Records that describe figures:
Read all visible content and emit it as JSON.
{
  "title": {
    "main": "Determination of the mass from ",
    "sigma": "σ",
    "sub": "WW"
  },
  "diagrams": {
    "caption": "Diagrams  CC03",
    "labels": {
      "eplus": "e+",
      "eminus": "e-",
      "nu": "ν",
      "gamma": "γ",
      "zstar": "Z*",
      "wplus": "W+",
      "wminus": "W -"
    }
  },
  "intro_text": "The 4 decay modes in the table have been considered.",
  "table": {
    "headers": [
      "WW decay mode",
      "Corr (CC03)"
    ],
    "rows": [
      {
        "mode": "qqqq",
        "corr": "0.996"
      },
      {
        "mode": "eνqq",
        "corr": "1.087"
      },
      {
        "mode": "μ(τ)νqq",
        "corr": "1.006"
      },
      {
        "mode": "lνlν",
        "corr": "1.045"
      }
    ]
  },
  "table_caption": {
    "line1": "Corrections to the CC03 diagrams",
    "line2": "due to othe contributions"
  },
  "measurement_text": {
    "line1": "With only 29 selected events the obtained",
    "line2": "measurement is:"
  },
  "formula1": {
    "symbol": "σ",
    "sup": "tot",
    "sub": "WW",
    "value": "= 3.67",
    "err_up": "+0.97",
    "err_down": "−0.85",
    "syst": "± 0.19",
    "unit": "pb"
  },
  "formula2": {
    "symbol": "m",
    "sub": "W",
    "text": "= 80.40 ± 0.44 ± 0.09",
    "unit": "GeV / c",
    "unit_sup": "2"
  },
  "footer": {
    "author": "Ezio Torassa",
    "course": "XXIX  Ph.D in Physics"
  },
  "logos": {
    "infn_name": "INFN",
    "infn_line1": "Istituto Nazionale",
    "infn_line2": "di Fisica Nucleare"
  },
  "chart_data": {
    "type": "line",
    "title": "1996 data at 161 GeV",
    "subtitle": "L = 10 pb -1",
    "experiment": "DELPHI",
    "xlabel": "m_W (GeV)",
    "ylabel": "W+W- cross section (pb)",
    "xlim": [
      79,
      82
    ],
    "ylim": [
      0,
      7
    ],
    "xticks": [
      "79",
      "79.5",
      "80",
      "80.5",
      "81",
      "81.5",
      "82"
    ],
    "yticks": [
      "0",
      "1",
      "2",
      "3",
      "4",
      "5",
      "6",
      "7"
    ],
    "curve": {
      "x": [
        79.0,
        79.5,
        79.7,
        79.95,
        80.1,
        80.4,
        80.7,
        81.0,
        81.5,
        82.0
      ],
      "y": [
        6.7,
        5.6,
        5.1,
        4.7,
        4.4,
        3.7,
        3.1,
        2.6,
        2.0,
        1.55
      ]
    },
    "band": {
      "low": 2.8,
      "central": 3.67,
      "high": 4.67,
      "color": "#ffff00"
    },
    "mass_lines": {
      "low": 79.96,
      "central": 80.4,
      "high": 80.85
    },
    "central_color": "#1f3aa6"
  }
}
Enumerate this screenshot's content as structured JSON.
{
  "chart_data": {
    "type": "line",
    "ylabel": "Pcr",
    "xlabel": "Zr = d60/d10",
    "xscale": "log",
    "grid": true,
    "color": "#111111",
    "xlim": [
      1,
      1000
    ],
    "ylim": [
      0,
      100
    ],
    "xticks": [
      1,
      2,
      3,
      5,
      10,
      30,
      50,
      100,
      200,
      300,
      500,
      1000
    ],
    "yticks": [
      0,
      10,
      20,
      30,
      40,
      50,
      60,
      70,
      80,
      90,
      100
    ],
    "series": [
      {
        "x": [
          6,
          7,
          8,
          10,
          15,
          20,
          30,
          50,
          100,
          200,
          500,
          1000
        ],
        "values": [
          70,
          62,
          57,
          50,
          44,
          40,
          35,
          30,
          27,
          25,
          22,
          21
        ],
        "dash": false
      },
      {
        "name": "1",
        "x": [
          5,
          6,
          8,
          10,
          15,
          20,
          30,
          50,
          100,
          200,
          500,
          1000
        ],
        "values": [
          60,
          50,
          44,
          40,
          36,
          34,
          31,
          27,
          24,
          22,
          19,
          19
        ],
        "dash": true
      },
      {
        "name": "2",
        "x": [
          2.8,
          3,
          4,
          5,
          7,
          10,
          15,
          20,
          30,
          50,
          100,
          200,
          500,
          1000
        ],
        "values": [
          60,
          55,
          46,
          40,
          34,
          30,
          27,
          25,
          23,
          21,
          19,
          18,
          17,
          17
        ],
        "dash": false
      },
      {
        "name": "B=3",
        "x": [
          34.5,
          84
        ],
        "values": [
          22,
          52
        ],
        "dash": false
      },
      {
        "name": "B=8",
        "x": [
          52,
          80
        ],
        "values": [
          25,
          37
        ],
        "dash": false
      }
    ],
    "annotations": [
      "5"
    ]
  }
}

• WHAT YOU NEED TO DO: Repeat the records above exactly.

• THE RESULT:
Read all visible content and emit it as JSON.
{
  "title": {
    "main": "Determination of the mass from ",
    "sigma": "σ",
    "sub": "WW"
  },
  "diagrams": {
    "caption": "Diagrams  CC03",
    "labels": {
      "eplus": "e+",
      "eminus": "e-",
      "nu": "ν",
      "gamma": "γ",
      "zstar": "Z*",
      "wplus": "W+",
      "wminus": "W -"
    }
  },
  "intro_text": "The 4 decay modes in the table have been considered.",
  "table": {
    "headers": [
      "WW decay mode",
      "Corr (CC03)"
    ],
    "rows": [
      {
        "mode": "qqqq",
        "corr": "0.996"
      },
      {
        "mode": "eνqq",
        "corr": "1.087"
      },
      {
        "mode": "μ(τ)νqq",
        "corr": "1.006"
      },
      {
        "mode": "lνlν",
        "corr": "1.045"
      }
    ]
  },
  "table_caption": {
    "line1": "Corrections to the CC03 diagrams",
    "line2": "due to othe contributions"
  },
  "measurement_text": {
    "line1": "With only 29 selected events the obtained",
    "line2": "measurement is:"
  },
  "formula1": {
    "symbol": "σ",
    "sup": "tot",
    "sub": "WW",
    "value": "= 3.67",
    "err_up": "+0.97",
    "err_down": "−0.85",
    "syst": "± 0.19",
    "unit": "pb"
  },
  "formula2": {
    "symbol": "m",
    "sub": "W",
    "text": "= 80.40 ± 0.44 ± 0.09",
    "unit": "GeV / c",
    "unit_sup": "2"
  },
  "footer": {
    "author": "Ezio Torassa",
    "course": "XXIX  Ph.D in Physics"
  },
  "logos": {
    "infn_name": "INFN",
    "infn_line1": "Istituto Nazionale",
    "infn_line2": "di Fisica Nucleare"
  },
  "chart_data": {
    "type": "line",
    "title": "1996 data at 161 GeV",
    "subtitle": "L = 10 pb -1",
    "experiment": "DELPHI",
    "xlabel": "m_W (GeV)",
    "ylabel": "W+W- cross section (pb)",
    "xlim": [
      79,
      82
    ],
    "ylim": [
      0,
      7
    ],
    "xticks": [
      "79",
      "79.5",
      "80",
      "80.5",
      "81",
      "81.5",
      "82"
    ],
    "yticks": [
      "0",
      "1",
      "2",
      "3",
      "4",
      "5",
      "6",
      "7"
    ],
    "curve": {
      "x": [
        79.0,
        79.5,
        79.7,
        79.95,
        80.1,
        80.4,
        80.7,
        81.0,
        81.5,
        82.0
      ],
      "y": [
        6.7,
        5.6,
        5.1,
        4.7,
        4.4,
        3.7,
        3.1,
        2.6,
        2.0,
        1.55
      ]
    },
    "band": {
      "low": 2.8,
      "central": 3.67,
      "high": 4.67,
      "color": "#ffff00"
    },
    "mass_lines": {
      "low": 79.96,
      "central": 80.4,
      "high": 80.85
    },
    "central_color": "#1f3aa6"
  }
}
Enumerate this screenshot's content as structured JSON.
{
  "chart_data": {
    "type": "line",
    "ylabel": "Pcr",
    "xlabel": "Zr = d60/d10",
    "xscale": "log",
    "grid": true,
    "color": "#111111",
    "xlim": [
      1,
      1000
    ],
    "ylim": [
      0,
      100
    ],
    "xticks": [
      1,
      2,
      3,
      5,
      10,
      30,
      50,
      100,
      200,
      300,
      500,
      1000
    ],
    "yticks": [
      0,
      10,
      20,
      30,
      40,
      50,
      60,
      70,
      80,
      90,
      100
    ],
    "series": [
      {
        "x": [
          6,
          7,
          8,
          10,
          15,
          20,
          30,
          50,
          100,
          200,
          500,
          1000
        ],
        "values": [
          70,
          62,
          57,
          50,
          44,
          40,
          35,
          30,
          27,
          25,
          22,
          21
        ],
        "dash": false
      },
      {
        "name": "1",
        "x": [
          5,
          6,
          8,
          10,
          15,
          20,
          30,
          50,
          100,
          200,
          500,
          1000
        ],
        "values": [
          60,
          50,
          44,
          40,
          36,
          34,
          31,
          27,
          24,
          22,
          19,
          19
        ],
        "dash": true
      },
      {
        "name": "2",
        "x": [
          2.8,
          3,
          4,
          5,
          7,
          10,
          15,
          20,
          30,
          50,
          100,
          200,
          500,
          1000
        ],
        "values": [
          60,
          55,
          46,
          40,
          34,
          30,
          27,
          25,
          23,
          21,
          19,
          18,
          17,
          17
        ],
        "dash": false
      },
      {
        "name": "B=3",
        "x": [
          34.5,
          84
        ],
        "values": [
          22,
          52
        ],
        "dash": false
      },
      {
        "name": "B=8",
        "x": [
          52,
          80
        ],
        "values": [
          25,
          37
        ],
        "dash": false
      }
    ],
    "annotations": [
      "5"
    ]
  }
}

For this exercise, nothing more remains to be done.